> [Your objective]:
Output the material word for word. Leave each picture out.

> [Working data]:
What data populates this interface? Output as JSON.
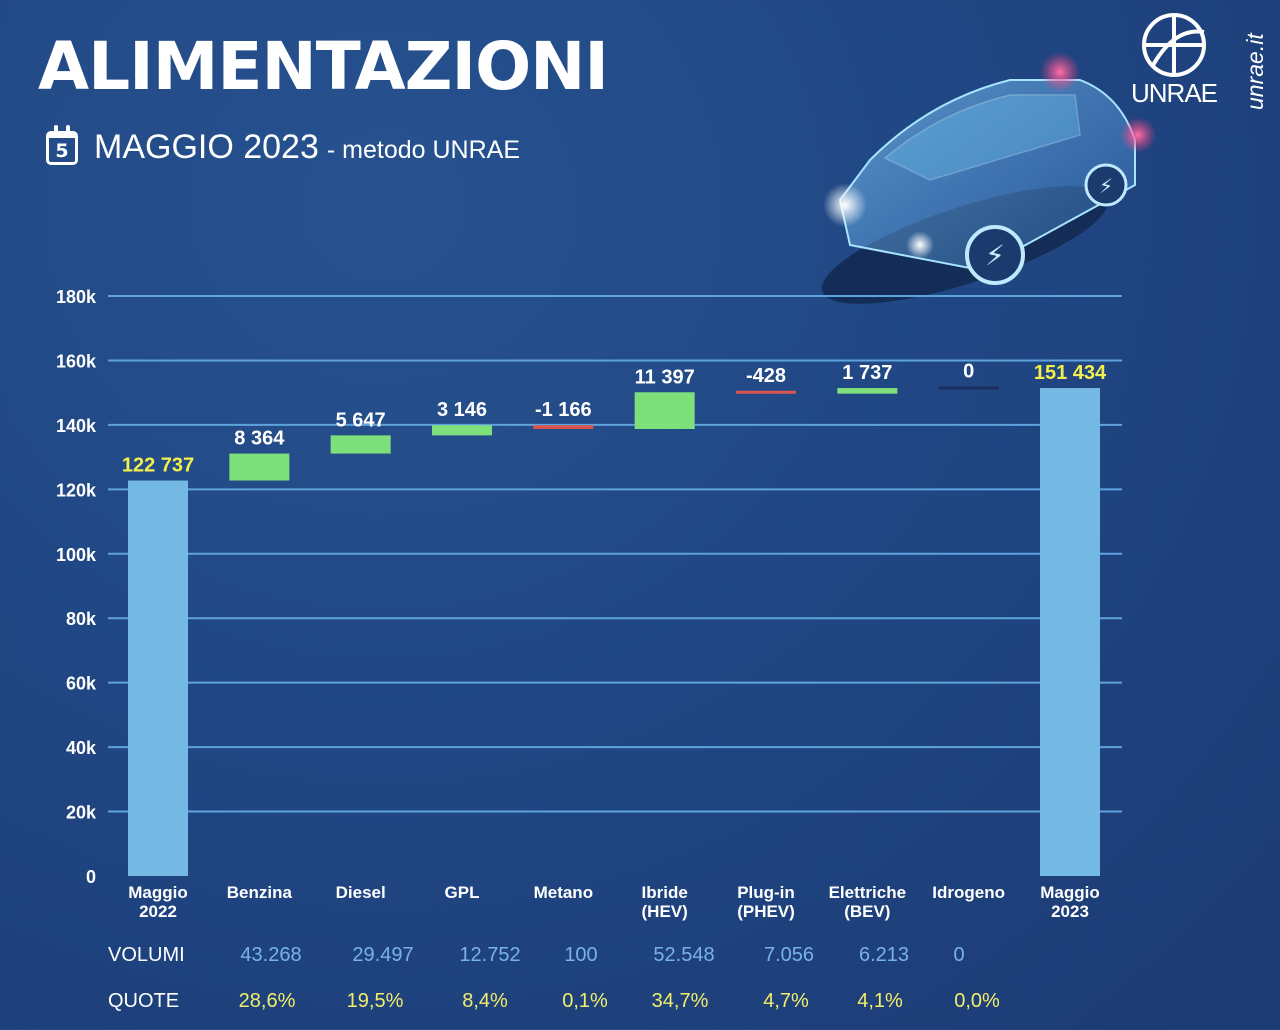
{
  "header": {
    "title": "ALIMENTAZIONI",
    "calendar_day": "5",
    "subtitle_main": "MAGGIO 2023",
    "subtitle_secondary": "- metodo UNRAE",
    "logo_text": "UNRAE",
    "site": "unrae.it"
  },
  "colors": {
    "background": "#204784",
    "total_bar": "#74b8e4",
    "increase_bar": "#7ee07a",
    "decrease_bar": "#d9554e",
    "gridline": "#5fa3dc",
    "total_label": "#f3ef4c",
    "delta_label": "#ffffff",
    "volumi": "#79b3e6",
    "quote": "#f2ee6b"
  },
  "chart_data": {
    "type": "waterfall",
    "ylim": [
      0,
      180000
    ],
    "yticks": [
      0,
      20000,
      40000,
      60000,
      80000,
      100000,
      120000,
      140000,
      160000,
      180000
    ],
    "ytick_labels": [
      "0",
      "20k",
      "40k",
      "60k",
      "80k",
      "100k",
      "120k",
      "140k",
      "160k",
      "180k"
    ],
    "grid": true,
    "steps": [
      {
        "label": [
          "Maggio",
          "2022"
        ],
        "kind": "total",
        "value": 122737,
        "text": "122 737"
      },
      {
        "label": [
          "Benzina"
        ],
        "kind": "delta",
        "value": 8364,
        "text": "8 364"
      },
      {
        "label": [
          "Diesel"
        ],
        "kind": "delta",
        "value": 5647,
        "text": "5 647"
      },
      {
        "label": [
          "GPL"
        ],
        "kind": "delta",
        "value": 3146,
        "text": "3 146"
      },
      {
        "label": [
          "Metano"
        ],
        "kind": "delta",
        "value": -1166,
        "text": "-1 166"
      },
      {
        "label": [
          "Ibride",
          "(HEV)"
        ],
        "kind": "delta",
        "value": 11397,
        "text": "11 397"
      },
      {
        "label": [
          "Plug-in",
          "(PHEV)"
        ],
        "kind": "delta",
        "value": -428,
        "text": "-428"
      },
      {
        "label": [
          "Elettriche",
          "(BEV)"
        ],
        "kind": "delta",
        "value": 1737,
        "text": "1 737"
      },
      {
        "label": [
          "Idrogeno"
        ],
        "kind": "delta",
        "value": 0,
        "text": "0"
      },
      {
        "label": [
          "Maggio",
          "2023"
        ],
        "kind": "total",
        "value": 151434,
        "text": "151 434"
      }
    ]
  },
  "table": {
    "volumi_label": "VOLUMI",
    "quote_label": "QUOTE",
    "volumi": [
      "43.268",
      "29.497",
      "12.752",
      "100",
      "52.548",
      "7.056",
      "6.213",
      "0"
    ],
    "quote": [
      "28,6%",
      "19,5%",
      "8,4%",
      "0,1%",
      "34,7%",
      "4,7%",
      "4,1%",
      "0,0%"
    ]
  }
}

> [Result]:
What data populates this interface? Output as JSON.
{
  "header": {
    "title": "ALIMENTAZIONI",
    "calendar_day": "5",
    "subtitle_main": "MAGGIO 2023",
    "subtitle_secondary": "- metodo UNRAE",
    "logo_text": "UNRAE",
    "site": "unrae.it"
  },
  "colors": {
    "background": "#204784",
    "total_bar": "#74b8e4",
    "increase_bar": "#7ee07a",
    "decrease_bar": "#d9554e",
    "gridline": "#5fa3dc",
    "total_label": "#f3ef4c",
    "delta_label": "#ffffff",
    "volumi": "#79b3e6",
    "quote": "#f2ee6b"
  },
  "chart_data": {
    "type": "waterfall",
    "ylim": [
      0,
      180000
    ],
    "yticks": [
      0,
      20000,
      40000,
      60000,
      80000,
      100000,
      120000,
      140000,
      160000,
      180000
    ],
    "ytick_labels": [
      "0",
      "20k",
      "40k",
      "60k",
      "80k",
      "100k",
      "120k",
      "140k",
      "160k",
      "180k"
    ],
    "grid": true,
    "steps": [
      {
        "label": [
          "Maggio",
          "2022"
        ],
        "kind": "total",
        "value": 122737,
        "text": "122 737"
      },
      {
        "label": [
          "Benzina"
        ],
        "kind": "delta",
        "value": 8364,
        "text": "8 364"
      },
      {
        "label": [
          "Diesel"
        ],
        "kind": "delta",
        "value": 5647,
        "text": "5 647"
      },
      {
        "label": [
          "GPL"
        ],
        "kind": "delta",
        "value": 3146,
        "text": "3 146"
      },
      {
        "label": [
          "Metano"
        ],
        "kind": "delta",
        "value": -1166,
        "text": "-1 166"
      },
      {
        "label": [
          "Ibride",
          "(HEV)"
        ],
        "kind": "delta",
        "value": 11397,
        "text": "11 397"
      },
      {
        "label": [
          "Plug-in",
          "(PHEV)"
        ],
        "kind": "delta",
        "value": -428,
        "text": "-428"
      },
      {
        "label": [
          "Elettriche",
          "(BEV)"
        ],
        "kind": "delta",
        "value": 1737,
        "text": "1 737"
      },
      {
        "label": [
          "Idrogeno"
        ],
        "kind": "delta",
        "value": 0,
        "text": "0"
      },
      {
        "label": [
          "Maggio",
          "2023"
        ],
        "kind": "total",
        "value": 151434,
        "text": "151 434"
      }
    ]
  },
  "table": {
    "volumi_label": "VOLUMI",
    "quote_label": "QUOTE",
    "volumi": [
      "43.268",
      "29.497",
      "12.752",
      "100",
      "52.548",
      "7.056",
      "6.213",
      "0"
    ],
    "quote": [
      "28,6%",
      "19,5%",
      "8,4%",
      "0,1%",
      "34,7%",
      "4,7%",
      "4,1%",
      "0,0%"
    ]
  }
}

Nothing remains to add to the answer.